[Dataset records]
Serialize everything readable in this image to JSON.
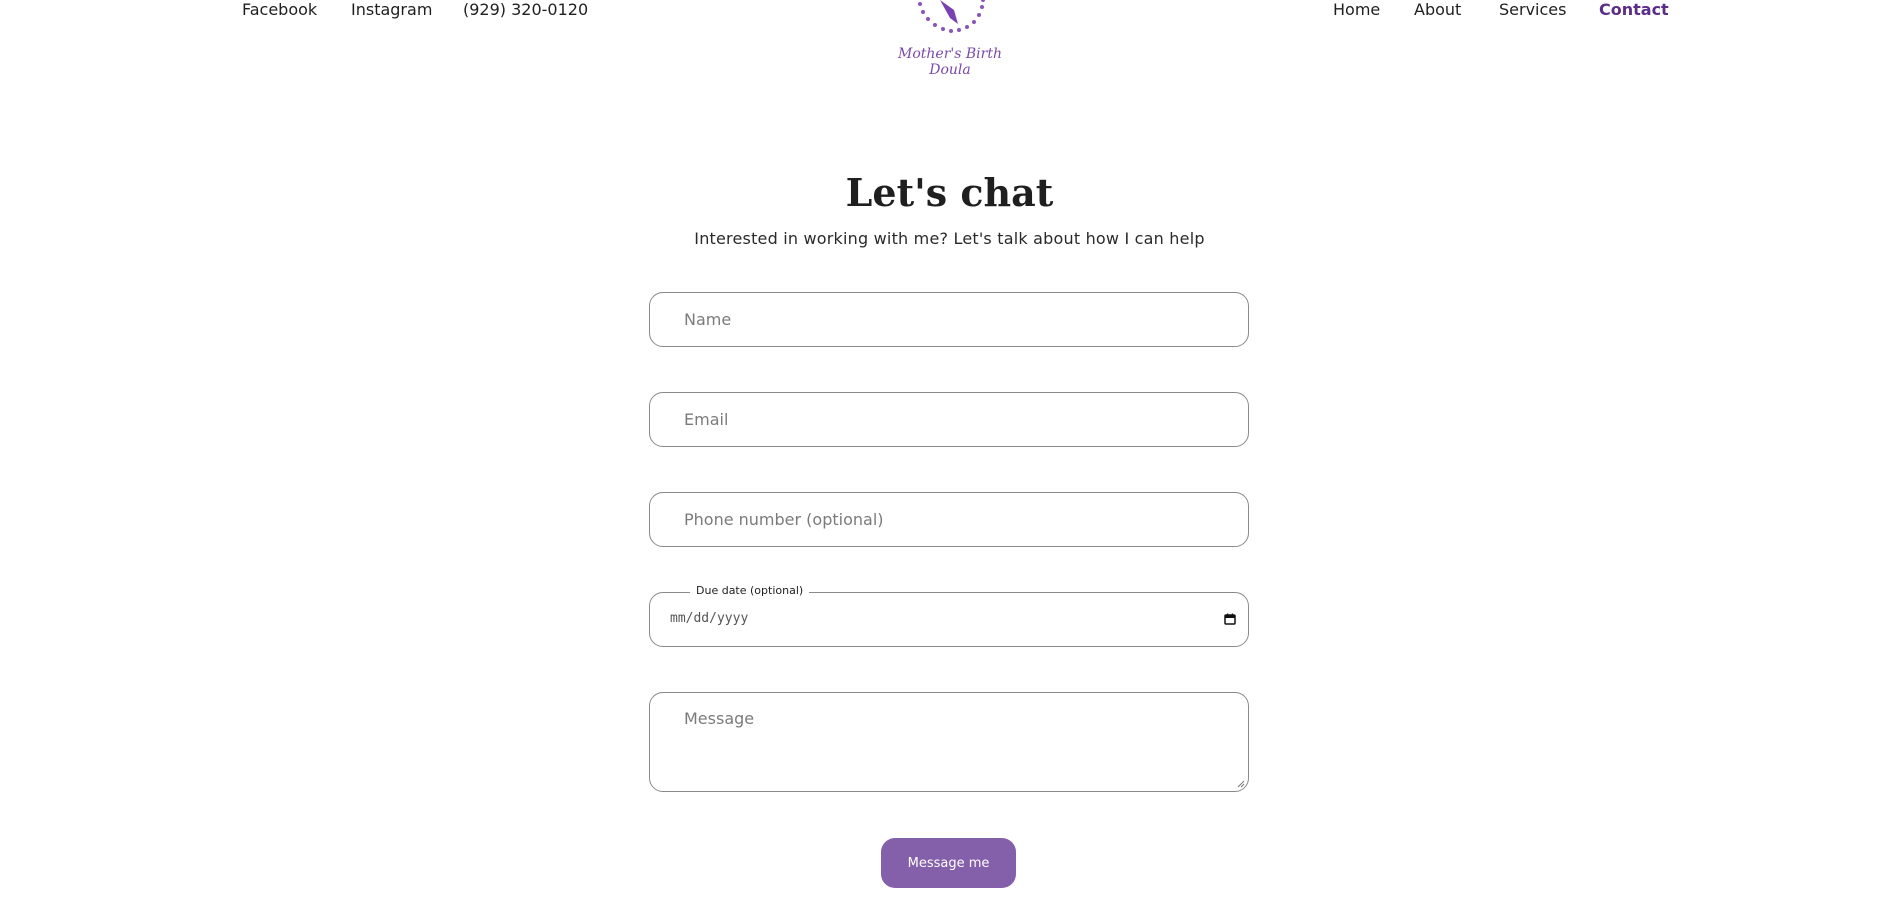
{
  "header": {
    "social": {
      "facebook": "Facebook",
      "instagram": "Instagram",
      "phone": "(929) 320-0120"
    },
    "logo": {
      "text": "Mother's Birth Doula",
      "icon": "doula-logo-icon"
    },
    "nav": {
      "home": "Home",
      "about": "About",
      "services": "Services",
      "contact": "Contact"
    }
  },
  "main": {
    "title": "Let's chat",
    "subtitle": "Interested in working with me? Let's talk about how I can help",
    "form": {
      "name_placeholder": "Name",
      "email_placeholder": "Email",
      "phone_placeholder": "Phone number (optional)",
      "due_date_label": "Due date (optional)",
      "due_date_value": "mm/dd/yyyy",
      "message_placeholder": "Message",
      "submit_label": "Message me"
    }
  },
  "colors": {
    "accent": "#8560aa",
    "active_nav": "#5b2d8a",
    "logo": "#7a4aa8"
  }
}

[OBJECTIVE]
Working from the material above, state how many lines contain "logo"; give only the number.

[REPLY TO THE TASK]
3